* [DATASET ROWS]:
⟨

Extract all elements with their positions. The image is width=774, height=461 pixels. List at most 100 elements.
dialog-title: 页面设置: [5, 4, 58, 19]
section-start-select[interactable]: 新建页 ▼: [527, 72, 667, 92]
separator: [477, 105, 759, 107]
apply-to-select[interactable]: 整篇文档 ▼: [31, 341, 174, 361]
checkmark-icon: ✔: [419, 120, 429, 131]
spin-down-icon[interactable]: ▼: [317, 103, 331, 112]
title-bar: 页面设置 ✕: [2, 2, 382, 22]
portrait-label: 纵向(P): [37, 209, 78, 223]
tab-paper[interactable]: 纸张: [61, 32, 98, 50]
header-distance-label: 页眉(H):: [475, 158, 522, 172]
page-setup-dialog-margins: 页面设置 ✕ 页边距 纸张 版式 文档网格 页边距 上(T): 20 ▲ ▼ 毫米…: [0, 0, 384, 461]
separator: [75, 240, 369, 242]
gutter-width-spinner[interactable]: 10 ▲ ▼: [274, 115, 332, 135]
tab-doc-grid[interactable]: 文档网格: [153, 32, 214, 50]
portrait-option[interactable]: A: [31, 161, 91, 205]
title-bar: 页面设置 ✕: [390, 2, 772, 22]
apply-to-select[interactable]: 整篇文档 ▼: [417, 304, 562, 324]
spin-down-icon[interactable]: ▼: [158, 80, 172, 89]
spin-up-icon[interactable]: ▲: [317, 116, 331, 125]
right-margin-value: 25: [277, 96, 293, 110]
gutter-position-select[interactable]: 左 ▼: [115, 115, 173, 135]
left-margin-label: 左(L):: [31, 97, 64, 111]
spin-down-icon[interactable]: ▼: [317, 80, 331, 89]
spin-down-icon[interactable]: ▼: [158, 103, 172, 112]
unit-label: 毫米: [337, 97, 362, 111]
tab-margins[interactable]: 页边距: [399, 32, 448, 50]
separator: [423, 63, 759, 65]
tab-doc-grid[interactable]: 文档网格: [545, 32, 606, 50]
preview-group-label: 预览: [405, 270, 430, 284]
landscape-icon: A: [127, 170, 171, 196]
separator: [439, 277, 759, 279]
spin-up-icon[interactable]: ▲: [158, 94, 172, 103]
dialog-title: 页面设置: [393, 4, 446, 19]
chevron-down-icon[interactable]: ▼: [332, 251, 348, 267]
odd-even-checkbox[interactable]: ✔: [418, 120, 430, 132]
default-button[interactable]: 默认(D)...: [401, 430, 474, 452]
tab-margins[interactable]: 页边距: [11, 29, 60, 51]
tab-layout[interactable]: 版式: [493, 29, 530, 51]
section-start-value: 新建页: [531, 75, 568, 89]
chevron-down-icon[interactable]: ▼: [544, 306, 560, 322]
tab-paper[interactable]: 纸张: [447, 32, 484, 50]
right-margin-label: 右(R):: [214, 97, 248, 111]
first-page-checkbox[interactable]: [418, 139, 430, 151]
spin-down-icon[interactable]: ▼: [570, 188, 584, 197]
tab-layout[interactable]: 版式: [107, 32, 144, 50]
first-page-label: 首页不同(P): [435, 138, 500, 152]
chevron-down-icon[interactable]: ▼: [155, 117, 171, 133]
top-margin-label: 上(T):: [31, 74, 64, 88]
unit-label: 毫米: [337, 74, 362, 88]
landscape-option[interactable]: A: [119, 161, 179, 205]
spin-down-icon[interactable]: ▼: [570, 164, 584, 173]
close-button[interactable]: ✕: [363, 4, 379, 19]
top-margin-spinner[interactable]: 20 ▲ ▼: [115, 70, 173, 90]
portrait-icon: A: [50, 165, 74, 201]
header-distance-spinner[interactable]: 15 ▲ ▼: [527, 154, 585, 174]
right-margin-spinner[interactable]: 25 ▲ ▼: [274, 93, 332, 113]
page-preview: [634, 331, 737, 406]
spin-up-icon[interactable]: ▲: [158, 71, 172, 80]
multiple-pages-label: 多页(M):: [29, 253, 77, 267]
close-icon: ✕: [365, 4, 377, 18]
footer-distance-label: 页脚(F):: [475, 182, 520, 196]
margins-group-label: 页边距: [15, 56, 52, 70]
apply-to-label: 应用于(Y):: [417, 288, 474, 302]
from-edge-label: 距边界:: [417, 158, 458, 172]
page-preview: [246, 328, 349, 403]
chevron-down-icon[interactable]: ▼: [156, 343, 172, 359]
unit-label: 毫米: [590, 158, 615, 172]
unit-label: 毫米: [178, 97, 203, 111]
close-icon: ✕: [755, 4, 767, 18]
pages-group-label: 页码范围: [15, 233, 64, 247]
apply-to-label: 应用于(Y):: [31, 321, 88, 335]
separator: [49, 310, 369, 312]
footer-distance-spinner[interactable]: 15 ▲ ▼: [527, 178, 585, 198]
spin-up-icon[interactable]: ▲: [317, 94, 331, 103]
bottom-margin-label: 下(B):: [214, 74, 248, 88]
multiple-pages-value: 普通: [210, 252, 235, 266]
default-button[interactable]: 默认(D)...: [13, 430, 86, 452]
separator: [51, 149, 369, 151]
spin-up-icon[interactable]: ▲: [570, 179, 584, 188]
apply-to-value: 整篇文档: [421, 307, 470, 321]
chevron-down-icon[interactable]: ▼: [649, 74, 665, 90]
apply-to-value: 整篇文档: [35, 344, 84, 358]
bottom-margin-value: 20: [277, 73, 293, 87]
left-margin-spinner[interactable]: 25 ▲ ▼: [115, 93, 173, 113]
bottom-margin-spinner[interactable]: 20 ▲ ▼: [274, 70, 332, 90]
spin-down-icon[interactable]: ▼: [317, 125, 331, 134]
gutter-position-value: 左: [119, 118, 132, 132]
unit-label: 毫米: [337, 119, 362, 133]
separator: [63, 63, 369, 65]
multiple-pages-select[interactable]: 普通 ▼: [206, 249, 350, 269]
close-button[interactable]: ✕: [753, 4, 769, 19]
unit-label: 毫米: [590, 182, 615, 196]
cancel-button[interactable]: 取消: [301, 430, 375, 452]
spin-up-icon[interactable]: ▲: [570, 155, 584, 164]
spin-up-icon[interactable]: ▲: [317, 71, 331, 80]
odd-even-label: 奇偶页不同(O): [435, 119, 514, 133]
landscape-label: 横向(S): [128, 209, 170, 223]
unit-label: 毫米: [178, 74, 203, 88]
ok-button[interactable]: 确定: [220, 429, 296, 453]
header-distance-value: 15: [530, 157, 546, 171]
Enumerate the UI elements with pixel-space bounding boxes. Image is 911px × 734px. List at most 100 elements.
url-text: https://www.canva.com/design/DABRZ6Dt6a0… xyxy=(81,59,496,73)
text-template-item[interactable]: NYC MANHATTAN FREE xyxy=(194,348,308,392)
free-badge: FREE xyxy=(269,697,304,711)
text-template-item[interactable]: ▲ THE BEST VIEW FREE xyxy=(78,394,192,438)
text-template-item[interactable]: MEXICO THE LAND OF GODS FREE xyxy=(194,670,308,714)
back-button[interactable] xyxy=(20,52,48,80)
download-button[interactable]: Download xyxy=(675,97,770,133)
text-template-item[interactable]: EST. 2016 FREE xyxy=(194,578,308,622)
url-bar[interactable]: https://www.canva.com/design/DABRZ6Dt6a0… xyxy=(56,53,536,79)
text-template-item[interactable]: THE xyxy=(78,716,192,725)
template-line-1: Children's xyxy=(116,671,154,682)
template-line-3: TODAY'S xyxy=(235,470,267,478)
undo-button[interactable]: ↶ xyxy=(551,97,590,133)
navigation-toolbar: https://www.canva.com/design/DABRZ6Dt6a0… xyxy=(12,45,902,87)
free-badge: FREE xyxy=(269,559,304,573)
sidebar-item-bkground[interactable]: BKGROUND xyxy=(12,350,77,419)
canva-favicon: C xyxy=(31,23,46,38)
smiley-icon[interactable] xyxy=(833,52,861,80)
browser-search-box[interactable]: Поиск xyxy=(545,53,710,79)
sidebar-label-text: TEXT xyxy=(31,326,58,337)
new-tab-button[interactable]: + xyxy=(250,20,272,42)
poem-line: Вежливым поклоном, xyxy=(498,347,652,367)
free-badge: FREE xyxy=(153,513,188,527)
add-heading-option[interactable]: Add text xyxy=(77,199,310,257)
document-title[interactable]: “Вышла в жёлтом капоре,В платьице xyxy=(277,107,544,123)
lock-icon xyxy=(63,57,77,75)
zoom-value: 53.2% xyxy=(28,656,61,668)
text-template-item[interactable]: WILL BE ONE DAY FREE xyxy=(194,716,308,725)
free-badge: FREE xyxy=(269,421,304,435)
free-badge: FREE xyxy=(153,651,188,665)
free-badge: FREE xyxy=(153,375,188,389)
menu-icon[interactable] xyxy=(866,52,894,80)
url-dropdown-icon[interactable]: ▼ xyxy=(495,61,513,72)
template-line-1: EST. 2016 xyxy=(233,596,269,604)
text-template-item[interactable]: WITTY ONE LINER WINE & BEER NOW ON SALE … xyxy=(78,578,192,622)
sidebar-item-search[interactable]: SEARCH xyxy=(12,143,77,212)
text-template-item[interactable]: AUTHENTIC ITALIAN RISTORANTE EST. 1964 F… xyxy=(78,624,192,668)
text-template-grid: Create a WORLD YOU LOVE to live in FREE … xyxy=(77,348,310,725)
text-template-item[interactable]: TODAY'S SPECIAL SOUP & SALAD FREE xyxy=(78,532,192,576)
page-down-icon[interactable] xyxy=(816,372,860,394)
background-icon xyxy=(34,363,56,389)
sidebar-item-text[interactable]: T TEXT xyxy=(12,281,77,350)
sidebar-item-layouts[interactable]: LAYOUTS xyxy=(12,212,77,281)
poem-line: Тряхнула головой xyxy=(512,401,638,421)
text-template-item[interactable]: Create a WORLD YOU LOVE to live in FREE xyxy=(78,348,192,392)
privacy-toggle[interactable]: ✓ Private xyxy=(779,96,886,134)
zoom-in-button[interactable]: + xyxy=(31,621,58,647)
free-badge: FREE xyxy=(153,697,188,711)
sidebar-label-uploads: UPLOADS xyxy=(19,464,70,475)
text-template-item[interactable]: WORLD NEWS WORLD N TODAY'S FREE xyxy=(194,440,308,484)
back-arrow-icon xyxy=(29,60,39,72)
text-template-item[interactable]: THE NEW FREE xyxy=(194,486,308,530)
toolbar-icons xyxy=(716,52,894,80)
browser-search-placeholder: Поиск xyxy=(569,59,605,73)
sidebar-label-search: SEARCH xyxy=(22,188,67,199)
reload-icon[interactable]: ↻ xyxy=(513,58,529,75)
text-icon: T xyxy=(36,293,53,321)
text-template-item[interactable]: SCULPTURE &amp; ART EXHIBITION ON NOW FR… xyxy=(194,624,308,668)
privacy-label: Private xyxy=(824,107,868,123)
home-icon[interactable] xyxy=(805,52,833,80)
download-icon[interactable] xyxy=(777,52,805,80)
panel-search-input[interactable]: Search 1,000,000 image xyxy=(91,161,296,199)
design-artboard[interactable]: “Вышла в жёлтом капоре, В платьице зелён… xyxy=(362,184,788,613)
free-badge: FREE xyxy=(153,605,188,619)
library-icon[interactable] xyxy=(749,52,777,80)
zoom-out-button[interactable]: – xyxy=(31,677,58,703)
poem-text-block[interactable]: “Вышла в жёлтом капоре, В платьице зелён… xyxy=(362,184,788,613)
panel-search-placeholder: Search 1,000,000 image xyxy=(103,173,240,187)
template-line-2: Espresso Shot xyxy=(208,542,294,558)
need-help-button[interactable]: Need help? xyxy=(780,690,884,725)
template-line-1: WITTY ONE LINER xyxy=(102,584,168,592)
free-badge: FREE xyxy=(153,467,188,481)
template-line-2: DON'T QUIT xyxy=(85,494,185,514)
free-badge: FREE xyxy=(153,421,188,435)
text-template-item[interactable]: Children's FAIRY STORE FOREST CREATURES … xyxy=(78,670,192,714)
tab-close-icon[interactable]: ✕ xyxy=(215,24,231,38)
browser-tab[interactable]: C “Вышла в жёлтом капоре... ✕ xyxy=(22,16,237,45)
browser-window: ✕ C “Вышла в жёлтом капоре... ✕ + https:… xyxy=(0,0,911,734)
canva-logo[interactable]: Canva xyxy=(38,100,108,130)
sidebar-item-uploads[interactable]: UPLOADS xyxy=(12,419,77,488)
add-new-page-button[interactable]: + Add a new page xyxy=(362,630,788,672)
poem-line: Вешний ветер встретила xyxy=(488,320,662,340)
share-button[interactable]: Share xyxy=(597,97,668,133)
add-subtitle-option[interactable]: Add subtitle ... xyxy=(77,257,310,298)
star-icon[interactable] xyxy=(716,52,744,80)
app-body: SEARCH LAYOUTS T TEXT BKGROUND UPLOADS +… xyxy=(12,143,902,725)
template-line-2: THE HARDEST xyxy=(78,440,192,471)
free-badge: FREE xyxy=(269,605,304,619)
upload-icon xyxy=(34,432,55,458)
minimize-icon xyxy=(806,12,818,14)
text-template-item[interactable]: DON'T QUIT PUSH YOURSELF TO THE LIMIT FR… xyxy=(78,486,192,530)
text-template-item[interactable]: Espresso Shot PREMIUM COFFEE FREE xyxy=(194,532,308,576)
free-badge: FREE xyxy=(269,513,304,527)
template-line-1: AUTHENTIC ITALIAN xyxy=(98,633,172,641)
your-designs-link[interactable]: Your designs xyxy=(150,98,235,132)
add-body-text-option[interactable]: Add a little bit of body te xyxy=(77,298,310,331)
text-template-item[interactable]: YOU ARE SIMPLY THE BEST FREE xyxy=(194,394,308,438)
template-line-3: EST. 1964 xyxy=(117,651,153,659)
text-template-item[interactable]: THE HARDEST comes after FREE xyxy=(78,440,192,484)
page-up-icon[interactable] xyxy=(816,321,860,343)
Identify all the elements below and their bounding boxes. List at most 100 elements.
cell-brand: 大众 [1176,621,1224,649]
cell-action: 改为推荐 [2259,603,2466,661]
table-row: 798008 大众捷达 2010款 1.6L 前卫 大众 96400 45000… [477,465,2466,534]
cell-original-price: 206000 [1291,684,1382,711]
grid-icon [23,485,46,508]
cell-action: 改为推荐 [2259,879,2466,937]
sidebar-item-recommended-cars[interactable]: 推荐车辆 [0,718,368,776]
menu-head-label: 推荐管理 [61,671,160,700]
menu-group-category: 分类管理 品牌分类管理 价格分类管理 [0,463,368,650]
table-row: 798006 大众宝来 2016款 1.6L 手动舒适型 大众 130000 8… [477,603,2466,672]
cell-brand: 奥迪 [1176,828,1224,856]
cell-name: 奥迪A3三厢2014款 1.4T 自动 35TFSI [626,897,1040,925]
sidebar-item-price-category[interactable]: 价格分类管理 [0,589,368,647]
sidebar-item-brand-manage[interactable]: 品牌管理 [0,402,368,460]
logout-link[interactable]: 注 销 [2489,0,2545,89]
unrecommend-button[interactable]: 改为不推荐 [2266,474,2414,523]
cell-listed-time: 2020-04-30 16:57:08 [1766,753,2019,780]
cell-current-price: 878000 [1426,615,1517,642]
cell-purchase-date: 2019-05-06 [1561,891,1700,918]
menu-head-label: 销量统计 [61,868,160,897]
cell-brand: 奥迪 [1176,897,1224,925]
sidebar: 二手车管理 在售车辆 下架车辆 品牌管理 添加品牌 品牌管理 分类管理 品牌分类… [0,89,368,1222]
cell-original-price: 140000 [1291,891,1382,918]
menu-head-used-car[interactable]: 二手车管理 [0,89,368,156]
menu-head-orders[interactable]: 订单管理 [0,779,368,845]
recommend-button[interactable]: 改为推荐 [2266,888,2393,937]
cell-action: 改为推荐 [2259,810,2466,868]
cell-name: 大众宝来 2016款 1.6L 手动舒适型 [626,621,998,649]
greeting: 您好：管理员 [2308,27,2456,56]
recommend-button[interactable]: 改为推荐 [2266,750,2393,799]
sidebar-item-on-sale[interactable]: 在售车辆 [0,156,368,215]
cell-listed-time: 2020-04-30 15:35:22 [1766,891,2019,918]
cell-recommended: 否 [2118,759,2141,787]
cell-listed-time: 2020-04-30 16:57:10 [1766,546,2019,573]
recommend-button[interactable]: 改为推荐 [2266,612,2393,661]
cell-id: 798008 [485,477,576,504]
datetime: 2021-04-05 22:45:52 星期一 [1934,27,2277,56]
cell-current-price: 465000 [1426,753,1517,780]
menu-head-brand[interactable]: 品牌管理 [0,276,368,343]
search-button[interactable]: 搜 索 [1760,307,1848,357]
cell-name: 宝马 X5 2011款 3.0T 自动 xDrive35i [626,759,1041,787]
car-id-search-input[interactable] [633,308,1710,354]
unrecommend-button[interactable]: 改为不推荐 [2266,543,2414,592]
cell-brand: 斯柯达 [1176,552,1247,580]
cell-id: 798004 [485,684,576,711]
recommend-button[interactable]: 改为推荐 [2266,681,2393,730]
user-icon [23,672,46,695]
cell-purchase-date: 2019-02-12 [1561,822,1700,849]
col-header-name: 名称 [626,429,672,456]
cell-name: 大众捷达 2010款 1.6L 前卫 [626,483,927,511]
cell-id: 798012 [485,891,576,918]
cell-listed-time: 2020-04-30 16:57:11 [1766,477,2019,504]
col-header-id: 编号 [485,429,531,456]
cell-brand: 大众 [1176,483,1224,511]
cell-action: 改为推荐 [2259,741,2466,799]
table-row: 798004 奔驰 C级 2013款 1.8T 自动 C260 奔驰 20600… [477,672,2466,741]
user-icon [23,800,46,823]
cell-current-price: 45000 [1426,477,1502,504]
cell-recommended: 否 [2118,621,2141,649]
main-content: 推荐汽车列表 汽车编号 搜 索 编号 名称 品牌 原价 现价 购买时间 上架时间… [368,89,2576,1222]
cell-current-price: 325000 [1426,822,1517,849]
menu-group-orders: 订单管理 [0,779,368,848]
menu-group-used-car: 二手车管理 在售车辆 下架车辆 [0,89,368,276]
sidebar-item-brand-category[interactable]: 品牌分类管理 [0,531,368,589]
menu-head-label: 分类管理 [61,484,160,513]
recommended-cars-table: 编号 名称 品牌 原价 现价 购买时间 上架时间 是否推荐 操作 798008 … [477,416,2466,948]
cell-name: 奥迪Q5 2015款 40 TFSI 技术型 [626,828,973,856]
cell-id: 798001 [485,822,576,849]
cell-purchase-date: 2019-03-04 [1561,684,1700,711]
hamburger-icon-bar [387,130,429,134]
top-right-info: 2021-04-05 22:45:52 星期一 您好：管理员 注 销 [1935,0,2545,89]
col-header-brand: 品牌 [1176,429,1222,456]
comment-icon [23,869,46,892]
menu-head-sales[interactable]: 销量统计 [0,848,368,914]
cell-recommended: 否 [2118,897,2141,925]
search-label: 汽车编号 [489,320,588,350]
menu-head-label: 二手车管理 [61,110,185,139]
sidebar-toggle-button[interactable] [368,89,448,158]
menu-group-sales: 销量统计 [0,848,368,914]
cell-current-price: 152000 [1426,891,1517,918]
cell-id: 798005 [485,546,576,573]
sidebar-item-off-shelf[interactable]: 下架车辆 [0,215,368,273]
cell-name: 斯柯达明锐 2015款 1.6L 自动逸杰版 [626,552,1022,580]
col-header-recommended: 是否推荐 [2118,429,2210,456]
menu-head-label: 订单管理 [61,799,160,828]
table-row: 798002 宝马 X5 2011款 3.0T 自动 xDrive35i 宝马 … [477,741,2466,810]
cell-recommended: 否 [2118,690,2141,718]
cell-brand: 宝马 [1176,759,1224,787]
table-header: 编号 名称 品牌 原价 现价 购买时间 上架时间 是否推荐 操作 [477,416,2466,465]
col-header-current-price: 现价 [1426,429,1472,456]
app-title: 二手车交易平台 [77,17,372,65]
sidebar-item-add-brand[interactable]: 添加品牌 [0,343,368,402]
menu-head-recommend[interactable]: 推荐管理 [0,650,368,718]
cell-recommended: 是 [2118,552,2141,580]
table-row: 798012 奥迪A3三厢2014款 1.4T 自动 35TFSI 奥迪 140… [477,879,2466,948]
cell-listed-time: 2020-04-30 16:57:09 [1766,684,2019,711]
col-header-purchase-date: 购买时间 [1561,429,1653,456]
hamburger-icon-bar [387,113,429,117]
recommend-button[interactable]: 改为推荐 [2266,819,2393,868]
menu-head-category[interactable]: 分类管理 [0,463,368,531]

⟩

* [SET EXERCISE]: Quote word for word the lines above, from the very first one through the line that contains "preview-group-label: 预览: [405, 270, 430, 284]", including both.

* [FINAL RESULT]:
Extract all elements with their positions. The image is width=774, height=461 pixels. List at most 100 elements.
dialog-title: 页面设置: [5, 4, 58, 19]
section-start-select[interactable]: 新建页 ▼: [527, 72, 667, 92]
separator: [477, 105, 759, 107]
apply-to-select[interactable]: 整篇文档 ▼: [31, 341, 174, 361]
checkmark-icon: ✔: [419, 120, 429, 131]
spin-down-icon[interactable]: ▼: [317, 103, 331, 112]
title-bar: 页面设置 ✕: [2, 2, 382, 22]
portrait-label: 纵向(P): [37, 209, 78, 223]
tab-paper[interactable]: 纸张: [61, 32, 98, 50]
header-distance-label: 页眉(H):: [475, 158, 522, 172]
page-setup-dialog-margins: 页面设置 ✕ 页边距 纸张 版式 文档网格 页边距 上(T): 20 ▲ ▼ 毫米…: [0, 0, 384, 461]
separator: [75, 240, 369, 242]
gutter-width-spinner[interactable]: 10 ▲ ▼: [274, 115, 332, 135]
tab-doc-grid[interactable]: 文档网格: [153, 32, 214, 50]
portrait-option[interactable]: A: [31, 161, 91, 205]
title-bar: 页面设置 ✕: [390, 2, 772, 22]
apply-to-select[interactable]: 整篇文档 ▼: [417, 304, 562, 324]
spin-down-icon[interactable]: ▼: [158, 80, 172, 89]
spin-up-icon[interactable]: ▲: [317, 116, 331, 125]
right-margin-value: 25: [277, 96, 293, 110]
gutter-position-select[interactable]: 左 ▼: [115, 115, 173, 135]
left-margin-label: 左(L):: [31, 97, 64, 111]
spin-down-icon[interactable]: ▼: [317, 80, 331, 89]
spin-down-icon[interactable]: ▼: [158, 103, 172, 112]
unit-label: 毫米: [337, 97, 362, 111]
tab-margins[interactable]: 页边距: [399, 32, 448, 50]
separator: [423, 63, 759, 65]
tab-doc-grid[interactable]: 文档网格: [545, 32, 606, 50]
preview-group-label: 预览: [405, 270, 430, 284]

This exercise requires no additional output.